[Stored entries]
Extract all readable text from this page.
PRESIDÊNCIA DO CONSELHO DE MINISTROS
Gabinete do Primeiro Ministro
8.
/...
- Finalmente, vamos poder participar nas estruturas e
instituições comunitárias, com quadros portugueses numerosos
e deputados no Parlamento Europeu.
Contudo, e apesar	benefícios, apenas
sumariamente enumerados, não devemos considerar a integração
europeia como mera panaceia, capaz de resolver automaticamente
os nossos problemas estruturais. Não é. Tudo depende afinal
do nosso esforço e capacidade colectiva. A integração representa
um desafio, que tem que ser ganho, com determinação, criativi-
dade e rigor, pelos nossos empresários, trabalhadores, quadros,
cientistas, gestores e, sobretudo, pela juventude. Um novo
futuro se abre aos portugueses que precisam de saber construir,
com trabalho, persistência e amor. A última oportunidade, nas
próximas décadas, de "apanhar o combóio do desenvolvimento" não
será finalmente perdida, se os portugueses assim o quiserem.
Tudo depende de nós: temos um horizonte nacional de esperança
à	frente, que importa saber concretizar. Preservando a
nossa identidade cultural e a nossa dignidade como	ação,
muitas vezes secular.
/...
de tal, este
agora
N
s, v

SHORT PROBLEM
Copy each line of the data exactly, leaving nothing out.

SOLVED EXERCISE
Extract all readable text from this page.
PRESIDÊNCIA DO CONSELHO DE MINISTROS
Gabinete do Primeiro Ministro
8.
/...
- Finalmente, vamos poder participar nas estruturas e
instituições comunitárias, com quadros portugueses numerosos
e deputados no Parlamento Europeu.
Contudo, e apesar	benefícios, apenas
sumariamente enumerados, não devemos considerar a integração
europeia como mera panaceia, capaz de resolver automaticamente
os nossos problemas estruturais. Não é. Tudo depende afinal
do nosso esforço e capacidade colectiva. A integração representa
um desafio, que tem que ser ganho, com determinação, criativi-
dade e rigor, pelos nossos empresários, trabalhadores, quadros,
cientistas, gestores e, sobretudo, pela juventude. Um novo
futuro se abre aos portugueses que precisam de saber construir,
com trabalho, persistência e amor. A última oportunidade, nas
próximas décadas, de "apanhar o combóio do desenvolvimento" não
será finalmente perdida, se os portugueses assim o quiserem.
Tudo depende de nós: temos um horizonte nacional de esperança
à	frente, que importa saber concretizar. Preservando a
nossa identidade cultural e a nossa dignidade como	ação,
muitas vezes secular.
/...
de tal, este
agora
N
s, v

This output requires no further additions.